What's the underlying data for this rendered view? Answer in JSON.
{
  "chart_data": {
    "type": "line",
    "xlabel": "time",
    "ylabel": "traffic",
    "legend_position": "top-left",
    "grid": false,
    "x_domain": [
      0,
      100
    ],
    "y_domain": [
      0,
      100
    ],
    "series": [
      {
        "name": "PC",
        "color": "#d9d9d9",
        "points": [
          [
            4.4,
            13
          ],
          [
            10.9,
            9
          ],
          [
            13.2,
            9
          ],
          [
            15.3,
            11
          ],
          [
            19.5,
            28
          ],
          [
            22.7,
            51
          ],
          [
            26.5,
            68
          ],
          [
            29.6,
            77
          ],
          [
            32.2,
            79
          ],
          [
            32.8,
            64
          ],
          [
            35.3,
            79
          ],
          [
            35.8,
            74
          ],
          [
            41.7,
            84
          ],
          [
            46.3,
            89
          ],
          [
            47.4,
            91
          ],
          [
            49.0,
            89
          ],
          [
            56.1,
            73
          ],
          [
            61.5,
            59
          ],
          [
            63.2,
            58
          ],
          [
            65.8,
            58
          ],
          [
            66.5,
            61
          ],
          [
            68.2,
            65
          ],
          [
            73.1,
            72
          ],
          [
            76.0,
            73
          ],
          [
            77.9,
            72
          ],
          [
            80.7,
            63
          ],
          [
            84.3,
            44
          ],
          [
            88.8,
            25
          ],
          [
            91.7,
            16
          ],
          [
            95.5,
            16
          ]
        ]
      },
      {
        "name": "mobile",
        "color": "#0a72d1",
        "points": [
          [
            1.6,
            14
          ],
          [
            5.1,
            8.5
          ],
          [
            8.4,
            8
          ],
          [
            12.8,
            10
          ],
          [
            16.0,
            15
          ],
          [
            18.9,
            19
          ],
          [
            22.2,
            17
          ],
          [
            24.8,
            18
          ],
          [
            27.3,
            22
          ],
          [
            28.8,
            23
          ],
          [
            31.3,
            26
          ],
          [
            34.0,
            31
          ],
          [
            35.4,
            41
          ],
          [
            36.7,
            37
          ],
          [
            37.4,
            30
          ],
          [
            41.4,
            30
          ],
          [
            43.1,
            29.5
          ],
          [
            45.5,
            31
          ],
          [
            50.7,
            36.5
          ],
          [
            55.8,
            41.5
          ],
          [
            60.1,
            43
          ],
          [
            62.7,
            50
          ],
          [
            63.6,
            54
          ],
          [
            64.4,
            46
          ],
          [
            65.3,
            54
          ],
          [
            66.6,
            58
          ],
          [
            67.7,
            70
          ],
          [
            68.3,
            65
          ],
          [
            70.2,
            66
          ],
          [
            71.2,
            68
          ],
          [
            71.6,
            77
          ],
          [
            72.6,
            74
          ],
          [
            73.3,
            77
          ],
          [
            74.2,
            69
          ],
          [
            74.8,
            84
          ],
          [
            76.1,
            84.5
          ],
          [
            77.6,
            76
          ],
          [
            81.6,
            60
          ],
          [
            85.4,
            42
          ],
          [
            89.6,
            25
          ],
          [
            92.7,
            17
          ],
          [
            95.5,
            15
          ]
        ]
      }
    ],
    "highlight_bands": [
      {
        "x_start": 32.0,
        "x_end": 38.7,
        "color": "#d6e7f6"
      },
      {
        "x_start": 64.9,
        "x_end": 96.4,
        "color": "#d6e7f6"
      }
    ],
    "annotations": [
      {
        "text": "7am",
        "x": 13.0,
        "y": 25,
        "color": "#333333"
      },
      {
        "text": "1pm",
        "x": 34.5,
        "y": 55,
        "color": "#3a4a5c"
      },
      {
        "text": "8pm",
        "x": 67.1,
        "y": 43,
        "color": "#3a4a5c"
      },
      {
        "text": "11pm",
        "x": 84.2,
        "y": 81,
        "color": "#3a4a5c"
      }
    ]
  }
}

______

THE EXERCISE = Every entry must be output again, exactly as written above.

RESULT BELOW =
What's the underlying data for this rendered view? Answer in JSON.
{
  "chart_data": {
    "type": "line",
    "xlabel": "time",
    "ylabel": "traffic",
    "legend_position": "top-left",
    "grid": false,
    "x_domain": [
      0,
      100
    ],
    "y_domain": [
      0,
      100
    ],
    "series": [
      {
        "name": "PC",
        "color": "#d9d9d9",
        "points": [
          [
            4.4,
            13
          ],
          [
            10.9,
            9
          ],
          [
            13.2,
            9
          ],
          [
            15.3,
            11
          ],
          [
            19.5,
            28
          ],
          [
            22.7,
            51
          ],
          [
            26.5,
            68
          ],
          [
            29.6,
            77
          ],
          [
            32.2,
            79
          ],
          [
            32.8,
            64
          ],
          [
            35.3,
            79
          ],
          [
            35.8,
            74
          ],
          [
            41.7,
            84
          ],
          [
            46.3,
            89
          ],
          [
            47.4,
            91
          ],
          [
            49.0,
            89
          ],
          [
            56.1,
            73
          ],
          [
            61.5,
            59
          ],
          [
            63.2,
            58
          ],
          [
            65.8,
            58
          ],
          [
            66.5,
            61
          ],
          [
            68.2,
            65
          ],
          [
            73.1,
            72
          ],
          [
            76.0,
            73
          ],
          [
            77.9,
            72
          ],
          [
            80.7,
            63
          ],
          [
            84.3,
            44
          ],
          [
            88.8,
            25
          ],
          [
            91.7,
            16
          ],
          [
            95.5,
            16
          ]
        ]
      },
      {
        "name": "mobile",
        "color": "#0a72d1",
        "points": [
          [
            1.6,
            14
          ],
          [
            5.1,
            8.5
          ],
          [
            8.4,
            8
          ],
          [
            12.8,
            10
          ],
          [
            16.0,
            15
          ],
          [
            18.9,
            19
          ],
          [
            22.2,
            17
          ],
          [
            24.8,
            18
          ],
          [
            27.3,
            22
          ],
          [
            28.8,
            23
          ],
          [
            31.3,
            26
          ],
          [
            34.0,
            31
          ],
          [
            35.4,
            41
          ],
          [
            36.7,
            37
          ],
          [
            37.4,
            30
          ],
          [
            41.4,
            30
          ],
          [
            43.1,
            29.5
          ],
          [
            45.5,
            31
          ],
          [
            50.7,
            36.5
          ],
          [
            55.8,
            41.5
          ],
          [
            60.1,
            43
          ],
          [
            62.7,
            50
          ],
          [
            63.6,
            54
          ],
          [
            64.4,
            46
          ],
          [
            65.3,
            54
          ],
          [
            66.6,
            58
          ],
          [
            67.7,
            70
          ],
          [
            68.3,
            65
          ],
          [
            70.2,
            66
          ],
          [
            71.2,
            68
          ],
          [
            71.6,
            77
          ],
          [
            72.6,
            74
          ],
          [
            73.3,
            77
          ],
          [
            74.2,
            69
          ],
          [
            74.8,
            84
          ],
          [
            76.1,
            84.5
          ],
          [
            77.6,
            76
          ],
          [
            81.6,
            60
          ],
          [
            85.4,
            42
          ],
          [
            89.6,
            25
          ],
          [
            92.7,
            17
          ],
          [
            95.5,
            15
          ]
        ]
      }
    ],
    "highlight_bands": [
      {
        "x_start": 32.0,
        "x_end": 38.7,
        "color": "#d6e7f6"
      },
      {
        "x_start": 64.9,
        "x_end": 96.4,
        "color": "#d6e7f6"
      }
    ],
    "annotations": [
      {
        "text": "7am",
        "x": 13.0,
        "y": 25,
        "color": "#333333"
      },
      {
        "text": "1pm",
        "x": 34.5,
        "y": 55,
        "color": "#3a4a5c"
      },
      {
        "text": "8pm",
        "x": 67.1,
        "y": 43,
        "color": "#3a4a5c"
      },
      {
        "text": "11pm",
        "x": 84.2,
        "y": 81,
        "color": "#3a4a5c"
      }
    ]
  }
}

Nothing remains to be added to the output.